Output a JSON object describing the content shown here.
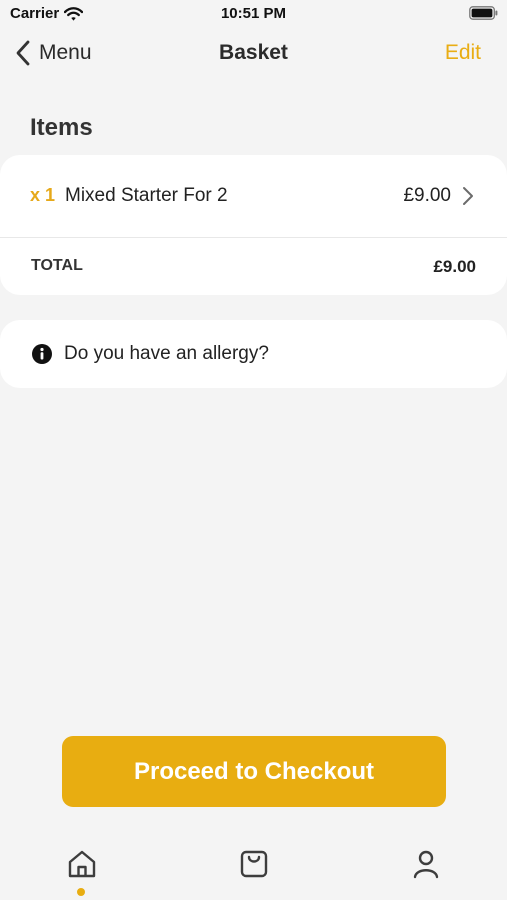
{
  "status_bar": {
    "carrier": "Carrier",
    "time": "10:51 PM"
  },
  "nav": {
    "back_label": "Menu",
    "title": "Basket",
    "edit_label": "Edit"
  },
  "items": {
    "heading": "Items",
    "list": [
      {
        "quantity": "x 1",
        "name": "Mixed Starter For 2",
        "price": "£9.00"
      }
    ],
    "total_label": "TOTAL",
    "total_value": "£9.00"
  },
  "allergy": {
    "text": "Do you have an allergy?"
  },
  "checkout": {
    "label": "Proceed to Checkout"
  },
  "tabs": [
    {
      "icon": "home-icon",
      "active": true
    },
    {
      "icon": "basket-icon",
      "active": false
    },
    {
      "icon": "account-icon",
      "active": false
    }
  ],
  "colors": {
    "accent": "#e8ad11",
    "background": "#f4f4f4",
    "card": "#ffffff"
  }
}
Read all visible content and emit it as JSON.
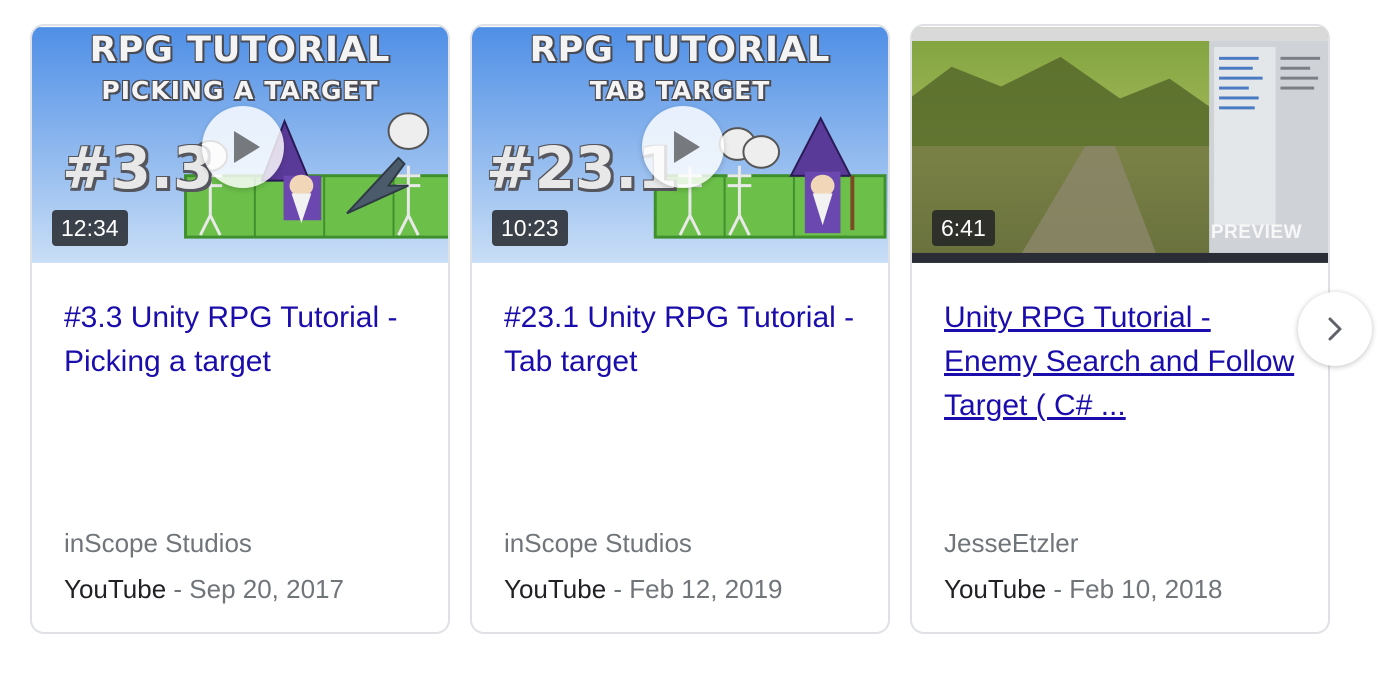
{
  "cards": [
    {
      "thumbnail": {
        "line1": "RPG TUTORIAL",
        "line2": "PICKING A TARGET",
        "episode": "#3.3"
      },
      "duration": "12:34",
      "title": "#3.3 Unity RPG Tutorial - Picking a target",
      "channel": "inScope Studios",
      "source": "YouTube",
      "separator": " - ",
      "date": "Sep 20, 2017"
    },
    {
      "thumbnail": {
        "line1": "RPG TUTORIAL",
        "line2": "TAB TARGET",
        "episode": "#23.1"
      },
      "duration": "10:23",
      "title": "#23.1 Unity RPG Tutorial - Tab target",
      "channel": "inScope Studios",
      "source": "YouTube",
      "separator": " - ",
      "date": "Feb 12, 2019"
    },
    {
      "thumbnail": {
        "preview_label": "PREVIEW"
      },
      "duration": "6:41",
      "title": "Unity RPG Tutorial - Enemy Search and Follow Target ( C# ...",
      "channel": "JesseEtzler",
      "source": "YouTube",
      "separator": " - ",
      "date": "Feb 10, 2018"
    }
  ],
  "icons": {
    "play": "play-icon",
    "next": "chevron-right-icon"
  },
  "colors": {
    "title_link": "#1a0dab",
    "secondary_text": "#70757a",
    "source_text": "#202124",
    "card_border": "#dfe1e5"
  }
}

==================================================

## WHAT THIS TASK INVOLVES
Copy every single line of the material above that holds "duration".

## TASK SOLUTION
      "duration": "12:34",
      "duration": "10:23",
      "duration": "6:41",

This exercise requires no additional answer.